**Written exercise:** Collect every line of the material below that contains the word "text", copying each one in full.

** start Extracted records **

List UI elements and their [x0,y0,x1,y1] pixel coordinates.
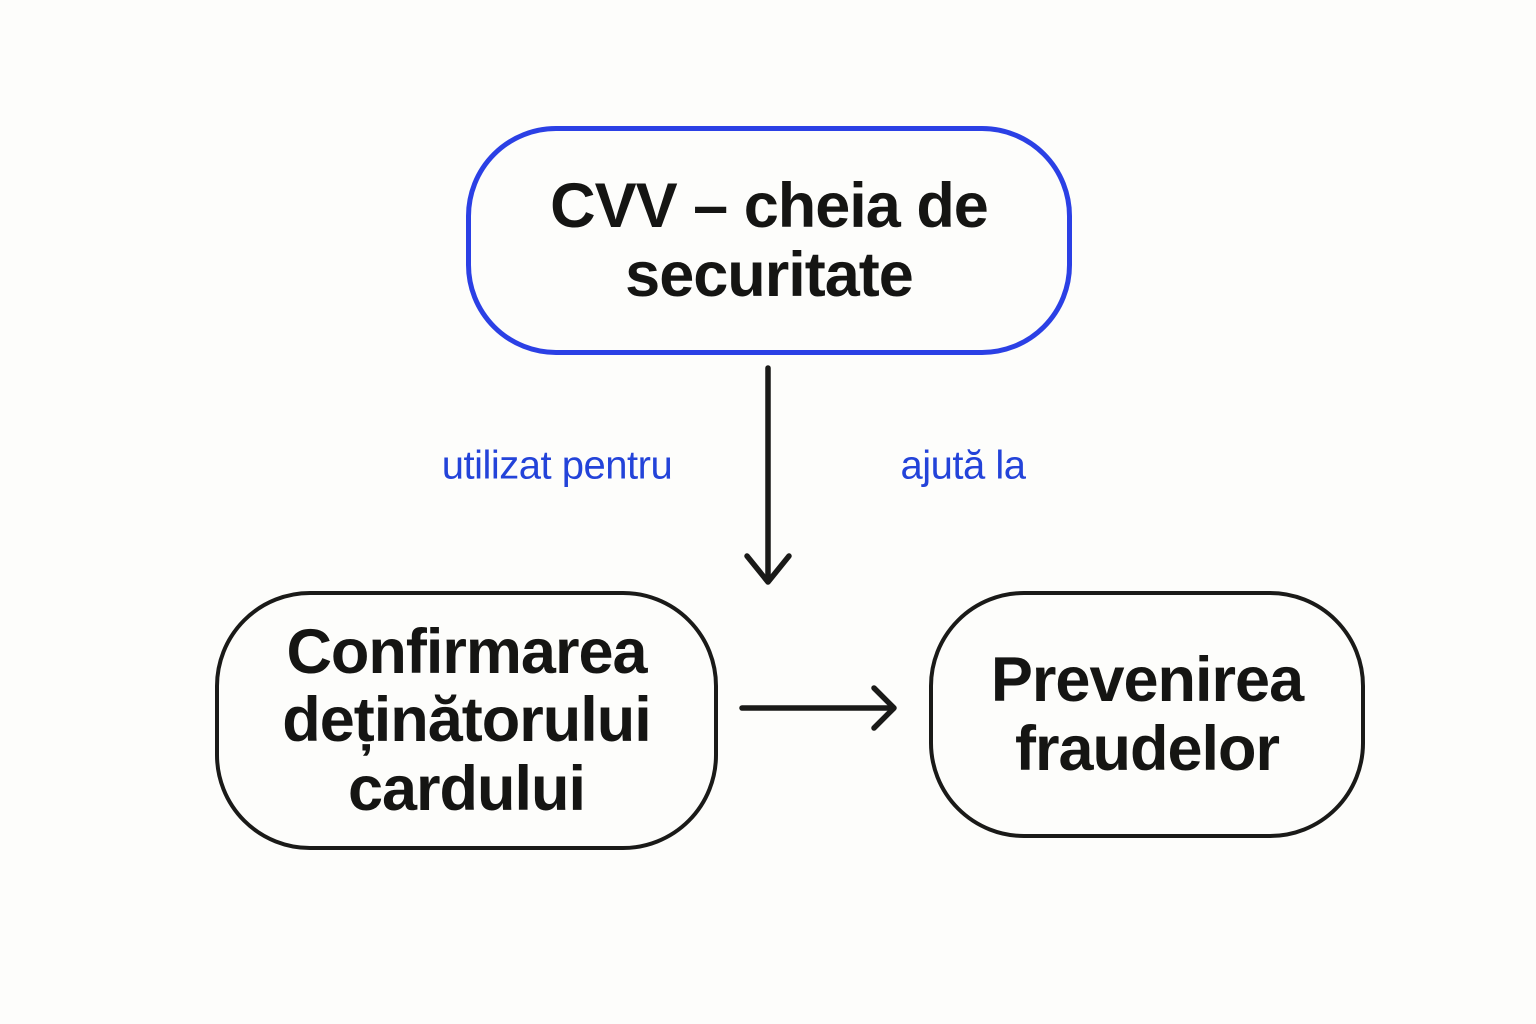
node-text-line: Confirmarea [286,617,647,688]
edge-label-ajuta-la: ajută la [900,443,1026,488]
arrow-down-icon [744,365,792,585]
node-text-line: deținătorului [282,685,651,756]
node-text-line: Prevenirea [990,645,1304,716]
node-text-line: securitate [625,239,914,310]
edge-label-utilizat-pentru: utilizat pentru [441,443,673,488]
node-text-line: cardului [347,753,586,824]
node-text-line: fraudelor [1014,713,1280,784]
node-prevenirea-fraudelor: Prevenirea fraudelor [929,591,1365,838]
arrow-right-icon [739,685,897,731]
node-cvv-cheia-de-securitate: CVV – cheia de securitate [466,126,1072,355]
node-text-line: CVV – cheia de [550,171,989,242]
node-confirmarea-detinatorului-cardului: Confirmarea deținătorului cardului [215,591,718,850]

** end Extracted records **

**Answer below:**
node-text-line: Confirmarea [286,617,647,688]
node-text-line: deținătorului [282,685,651,756]
node-text-line: Prevenirea [990,645,1304,716]
node-text-line: securitate [625,239,914,310]
node-text-line: cardului [347,753,586,824]
node-text-line: fraudelor [1014,713,1280,784]
node-text-line: CVV – cheia de [550,171,989,242]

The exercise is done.